══ MATERIAL TO PROCESS ══

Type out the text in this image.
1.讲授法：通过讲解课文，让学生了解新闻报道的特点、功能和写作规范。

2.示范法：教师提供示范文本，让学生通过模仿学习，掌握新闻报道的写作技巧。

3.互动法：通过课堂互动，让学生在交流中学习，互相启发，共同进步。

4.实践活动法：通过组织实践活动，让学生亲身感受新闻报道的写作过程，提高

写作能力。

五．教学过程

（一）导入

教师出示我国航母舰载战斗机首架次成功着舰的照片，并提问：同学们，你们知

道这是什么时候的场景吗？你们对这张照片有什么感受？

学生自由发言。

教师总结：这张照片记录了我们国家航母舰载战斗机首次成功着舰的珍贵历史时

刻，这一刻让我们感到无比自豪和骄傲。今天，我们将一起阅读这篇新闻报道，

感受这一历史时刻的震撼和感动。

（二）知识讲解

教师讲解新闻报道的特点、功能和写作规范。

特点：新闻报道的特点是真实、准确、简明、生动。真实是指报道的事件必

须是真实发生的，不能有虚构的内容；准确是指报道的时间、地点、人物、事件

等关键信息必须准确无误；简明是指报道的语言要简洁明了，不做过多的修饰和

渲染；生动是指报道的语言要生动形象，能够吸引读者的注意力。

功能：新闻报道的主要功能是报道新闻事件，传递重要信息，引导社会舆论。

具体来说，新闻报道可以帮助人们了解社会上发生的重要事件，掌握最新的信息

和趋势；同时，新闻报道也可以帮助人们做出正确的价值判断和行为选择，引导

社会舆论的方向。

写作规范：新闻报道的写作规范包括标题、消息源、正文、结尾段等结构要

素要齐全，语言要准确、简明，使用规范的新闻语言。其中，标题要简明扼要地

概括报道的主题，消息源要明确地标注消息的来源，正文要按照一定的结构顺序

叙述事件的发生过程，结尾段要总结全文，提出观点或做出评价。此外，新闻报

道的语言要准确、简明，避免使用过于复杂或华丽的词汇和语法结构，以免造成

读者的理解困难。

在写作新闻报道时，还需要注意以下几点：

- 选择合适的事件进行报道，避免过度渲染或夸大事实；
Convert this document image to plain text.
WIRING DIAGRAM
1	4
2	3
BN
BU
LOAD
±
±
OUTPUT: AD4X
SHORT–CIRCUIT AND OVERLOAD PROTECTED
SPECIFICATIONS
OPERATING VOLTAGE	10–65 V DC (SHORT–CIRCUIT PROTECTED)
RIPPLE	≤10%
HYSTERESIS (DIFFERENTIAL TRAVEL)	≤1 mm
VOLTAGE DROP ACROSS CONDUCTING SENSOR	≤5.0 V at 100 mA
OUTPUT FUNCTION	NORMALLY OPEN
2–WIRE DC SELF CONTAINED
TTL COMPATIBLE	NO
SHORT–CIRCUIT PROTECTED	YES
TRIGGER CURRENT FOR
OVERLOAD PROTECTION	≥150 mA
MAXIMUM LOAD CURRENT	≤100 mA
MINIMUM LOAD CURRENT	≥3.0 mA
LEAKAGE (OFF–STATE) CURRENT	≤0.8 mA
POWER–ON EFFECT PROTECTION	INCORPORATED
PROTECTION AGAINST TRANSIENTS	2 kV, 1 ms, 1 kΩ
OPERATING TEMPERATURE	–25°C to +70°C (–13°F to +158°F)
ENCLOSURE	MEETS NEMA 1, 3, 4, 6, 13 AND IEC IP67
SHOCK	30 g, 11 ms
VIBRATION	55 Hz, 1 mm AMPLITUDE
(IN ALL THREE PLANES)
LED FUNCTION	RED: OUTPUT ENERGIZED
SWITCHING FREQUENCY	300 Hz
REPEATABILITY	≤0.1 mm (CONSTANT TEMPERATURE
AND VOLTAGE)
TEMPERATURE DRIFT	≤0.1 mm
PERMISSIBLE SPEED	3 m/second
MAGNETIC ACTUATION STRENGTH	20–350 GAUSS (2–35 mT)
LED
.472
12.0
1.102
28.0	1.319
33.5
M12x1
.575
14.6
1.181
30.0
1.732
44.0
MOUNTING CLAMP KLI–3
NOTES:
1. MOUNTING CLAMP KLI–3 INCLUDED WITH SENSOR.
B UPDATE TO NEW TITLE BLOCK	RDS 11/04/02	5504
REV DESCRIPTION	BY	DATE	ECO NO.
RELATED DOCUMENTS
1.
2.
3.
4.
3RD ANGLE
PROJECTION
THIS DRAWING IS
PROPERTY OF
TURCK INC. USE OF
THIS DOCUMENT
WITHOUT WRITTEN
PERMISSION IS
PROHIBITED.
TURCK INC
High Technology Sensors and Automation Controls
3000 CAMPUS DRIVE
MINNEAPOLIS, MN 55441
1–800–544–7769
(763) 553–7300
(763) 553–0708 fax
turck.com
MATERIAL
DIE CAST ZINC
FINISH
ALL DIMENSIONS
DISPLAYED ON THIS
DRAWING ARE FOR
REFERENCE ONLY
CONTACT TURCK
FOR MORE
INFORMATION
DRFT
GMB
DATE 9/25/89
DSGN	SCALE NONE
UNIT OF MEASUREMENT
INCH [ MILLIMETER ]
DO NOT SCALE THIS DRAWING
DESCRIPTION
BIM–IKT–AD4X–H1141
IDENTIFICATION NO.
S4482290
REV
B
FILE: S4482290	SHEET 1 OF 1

═══

- WRITTEN EXERCISE
Which lines include "SHORT"? Copy each of them out.

- THE RESULT
SHORT–CIRCUIT AND OVERLOAD PROTECTED
OPERATING VOLTAGE	10–65 V DC (SHORT–CIRCUIT PROTECTED)
SHORT–CIRCUIT PROTECTED	YES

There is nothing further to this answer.